Data records:

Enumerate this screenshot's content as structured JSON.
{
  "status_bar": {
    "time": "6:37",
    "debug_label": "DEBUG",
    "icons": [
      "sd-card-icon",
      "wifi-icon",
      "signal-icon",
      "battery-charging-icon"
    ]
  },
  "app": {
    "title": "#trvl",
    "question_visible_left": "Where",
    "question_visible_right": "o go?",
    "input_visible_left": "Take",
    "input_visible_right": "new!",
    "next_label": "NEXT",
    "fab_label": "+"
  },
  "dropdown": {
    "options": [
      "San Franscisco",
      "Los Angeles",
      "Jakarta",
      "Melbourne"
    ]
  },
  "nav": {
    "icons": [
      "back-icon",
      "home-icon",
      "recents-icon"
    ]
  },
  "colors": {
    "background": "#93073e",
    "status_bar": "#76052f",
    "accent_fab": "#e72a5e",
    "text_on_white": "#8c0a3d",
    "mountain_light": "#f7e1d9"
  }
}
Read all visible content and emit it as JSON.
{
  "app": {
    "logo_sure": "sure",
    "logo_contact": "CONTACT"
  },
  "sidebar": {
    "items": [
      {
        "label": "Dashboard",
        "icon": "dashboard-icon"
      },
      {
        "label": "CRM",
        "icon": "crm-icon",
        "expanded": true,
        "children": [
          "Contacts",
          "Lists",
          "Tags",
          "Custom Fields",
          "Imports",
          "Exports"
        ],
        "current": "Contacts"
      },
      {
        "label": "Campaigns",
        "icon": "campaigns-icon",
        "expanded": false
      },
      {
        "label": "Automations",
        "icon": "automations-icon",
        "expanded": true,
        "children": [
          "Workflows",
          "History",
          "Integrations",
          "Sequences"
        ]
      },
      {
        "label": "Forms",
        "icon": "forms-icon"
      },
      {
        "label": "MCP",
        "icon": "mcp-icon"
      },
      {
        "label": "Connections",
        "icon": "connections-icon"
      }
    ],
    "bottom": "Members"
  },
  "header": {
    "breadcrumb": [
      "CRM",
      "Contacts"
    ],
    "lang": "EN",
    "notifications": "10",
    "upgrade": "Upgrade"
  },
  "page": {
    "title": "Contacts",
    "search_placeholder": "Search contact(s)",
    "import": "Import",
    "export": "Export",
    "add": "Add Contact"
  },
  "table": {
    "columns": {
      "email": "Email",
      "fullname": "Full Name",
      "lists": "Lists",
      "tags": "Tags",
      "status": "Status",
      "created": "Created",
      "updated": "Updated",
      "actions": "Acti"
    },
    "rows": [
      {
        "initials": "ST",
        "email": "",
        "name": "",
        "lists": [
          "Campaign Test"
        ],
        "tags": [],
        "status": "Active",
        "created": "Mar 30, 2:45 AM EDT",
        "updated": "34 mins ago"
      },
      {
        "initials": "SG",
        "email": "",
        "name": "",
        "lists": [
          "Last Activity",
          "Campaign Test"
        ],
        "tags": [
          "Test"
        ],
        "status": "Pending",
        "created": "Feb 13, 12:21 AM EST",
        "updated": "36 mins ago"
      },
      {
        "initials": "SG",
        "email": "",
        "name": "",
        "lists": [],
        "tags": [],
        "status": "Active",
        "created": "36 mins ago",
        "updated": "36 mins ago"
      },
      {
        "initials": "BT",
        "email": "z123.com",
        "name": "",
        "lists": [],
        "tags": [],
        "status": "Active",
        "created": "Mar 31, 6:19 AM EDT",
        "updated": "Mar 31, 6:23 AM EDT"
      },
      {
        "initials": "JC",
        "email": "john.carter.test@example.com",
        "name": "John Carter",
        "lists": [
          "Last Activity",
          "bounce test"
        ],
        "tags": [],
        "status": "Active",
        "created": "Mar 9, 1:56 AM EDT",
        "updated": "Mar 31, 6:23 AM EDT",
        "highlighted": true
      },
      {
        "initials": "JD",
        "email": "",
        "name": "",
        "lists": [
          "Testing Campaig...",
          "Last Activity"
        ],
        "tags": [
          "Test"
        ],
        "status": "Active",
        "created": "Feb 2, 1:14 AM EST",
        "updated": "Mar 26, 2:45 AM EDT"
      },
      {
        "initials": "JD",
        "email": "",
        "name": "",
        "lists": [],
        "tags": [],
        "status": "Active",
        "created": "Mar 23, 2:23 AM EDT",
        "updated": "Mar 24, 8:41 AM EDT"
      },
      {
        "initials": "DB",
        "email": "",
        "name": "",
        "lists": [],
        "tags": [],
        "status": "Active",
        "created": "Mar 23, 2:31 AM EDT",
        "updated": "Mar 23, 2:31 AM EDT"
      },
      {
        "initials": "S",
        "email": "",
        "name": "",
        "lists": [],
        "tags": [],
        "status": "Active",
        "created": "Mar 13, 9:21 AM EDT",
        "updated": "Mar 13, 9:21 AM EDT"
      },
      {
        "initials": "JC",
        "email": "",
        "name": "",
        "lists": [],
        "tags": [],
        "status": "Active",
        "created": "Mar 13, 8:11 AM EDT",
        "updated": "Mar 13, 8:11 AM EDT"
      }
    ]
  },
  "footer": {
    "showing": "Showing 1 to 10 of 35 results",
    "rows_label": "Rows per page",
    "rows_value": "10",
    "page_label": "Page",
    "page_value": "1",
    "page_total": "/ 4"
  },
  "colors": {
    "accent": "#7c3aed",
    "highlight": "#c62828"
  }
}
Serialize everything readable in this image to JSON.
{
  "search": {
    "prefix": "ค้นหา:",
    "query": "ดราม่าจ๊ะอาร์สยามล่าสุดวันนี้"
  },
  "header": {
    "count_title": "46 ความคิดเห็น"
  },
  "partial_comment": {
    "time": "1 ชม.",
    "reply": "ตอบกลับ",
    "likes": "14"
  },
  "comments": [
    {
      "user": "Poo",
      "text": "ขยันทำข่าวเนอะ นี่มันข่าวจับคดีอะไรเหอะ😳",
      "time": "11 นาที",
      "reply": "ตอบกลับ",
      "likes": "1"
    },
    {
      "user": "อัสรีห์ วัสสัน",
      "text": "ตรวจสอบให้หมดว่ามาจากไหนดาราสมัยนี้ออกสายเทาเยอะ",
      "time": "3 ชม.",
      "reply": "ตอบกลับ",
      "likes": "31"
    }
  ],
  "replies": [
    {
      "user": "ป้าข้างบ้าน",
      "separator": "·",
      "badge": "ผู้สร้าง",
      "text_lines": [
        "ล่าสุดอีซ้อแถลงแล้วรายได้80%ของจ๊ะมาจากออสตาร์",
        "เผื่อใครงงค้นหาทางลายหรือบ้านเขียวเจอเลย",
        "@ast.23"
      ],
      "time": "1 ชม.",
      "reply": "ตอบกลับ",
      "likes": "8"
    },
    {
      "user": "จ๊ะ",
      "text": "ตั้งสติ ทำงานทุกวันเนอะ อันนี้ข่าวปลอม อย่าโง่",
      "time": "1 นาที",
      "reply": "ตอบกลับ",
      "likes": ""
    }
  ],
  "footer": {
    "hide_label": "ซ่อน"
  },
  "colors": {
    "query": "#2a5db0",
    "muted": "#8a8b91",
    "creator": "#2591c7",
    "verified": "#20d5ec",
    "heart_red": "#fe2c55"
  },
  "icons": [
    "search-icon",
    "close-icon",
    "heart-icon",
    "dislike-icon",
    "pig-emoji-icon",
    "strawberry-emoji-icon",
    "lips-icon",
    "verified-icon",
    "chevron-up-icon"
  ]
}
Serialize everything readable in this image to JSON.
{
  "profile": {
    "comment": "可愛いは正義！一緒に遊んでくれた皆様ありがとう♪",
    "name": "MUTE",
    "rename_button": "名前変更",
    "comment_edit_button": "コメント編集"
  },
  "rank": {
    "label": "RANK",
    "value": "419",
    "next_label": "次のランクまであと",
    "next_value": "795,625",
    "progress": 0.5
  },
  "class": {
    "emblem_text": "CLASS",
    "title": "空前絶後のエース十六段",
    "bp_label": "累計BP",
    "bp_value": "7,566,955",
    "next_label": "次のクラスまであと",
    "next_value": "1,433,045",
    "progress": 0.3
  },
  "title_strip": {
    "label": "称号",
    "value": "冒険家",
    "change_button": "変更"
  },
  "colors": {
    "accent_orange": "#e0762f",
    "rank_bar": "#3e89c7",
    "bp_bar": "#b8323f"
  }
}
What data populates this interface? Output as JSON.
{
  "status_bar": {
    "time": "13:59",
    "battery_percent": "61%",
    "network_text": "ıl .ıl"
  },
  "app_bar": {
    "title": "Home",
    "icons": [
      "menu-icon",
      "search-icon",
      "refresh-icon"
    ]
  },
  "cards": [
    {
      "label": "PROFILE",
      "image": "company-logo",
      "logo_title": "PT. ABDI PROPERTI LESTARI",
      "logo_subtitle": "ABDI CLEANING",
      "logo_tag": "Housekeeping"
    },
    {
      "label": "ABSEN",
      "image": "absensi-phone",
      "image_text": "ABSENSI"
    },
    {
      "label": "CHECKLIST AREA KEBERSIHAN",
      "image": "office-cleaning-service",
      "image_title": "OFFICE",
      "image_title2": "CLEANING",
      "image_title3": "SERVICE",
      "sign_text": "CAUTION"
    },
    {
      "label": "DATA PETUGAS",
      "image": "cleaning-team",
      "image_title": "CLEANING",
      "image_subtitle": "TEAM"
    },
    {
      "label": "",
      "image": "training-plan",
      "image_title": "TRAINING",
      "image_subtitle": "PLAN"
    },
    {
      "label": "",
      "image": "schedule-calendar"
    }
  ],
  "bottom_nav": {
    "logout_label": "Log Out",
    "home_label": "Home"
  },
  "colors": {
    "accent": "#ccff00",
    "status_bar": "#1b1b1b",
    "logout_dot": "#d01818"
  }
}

Goal: In the listing, find every line with the word "updated" and state how many there are, nothing more.

Written solution: 11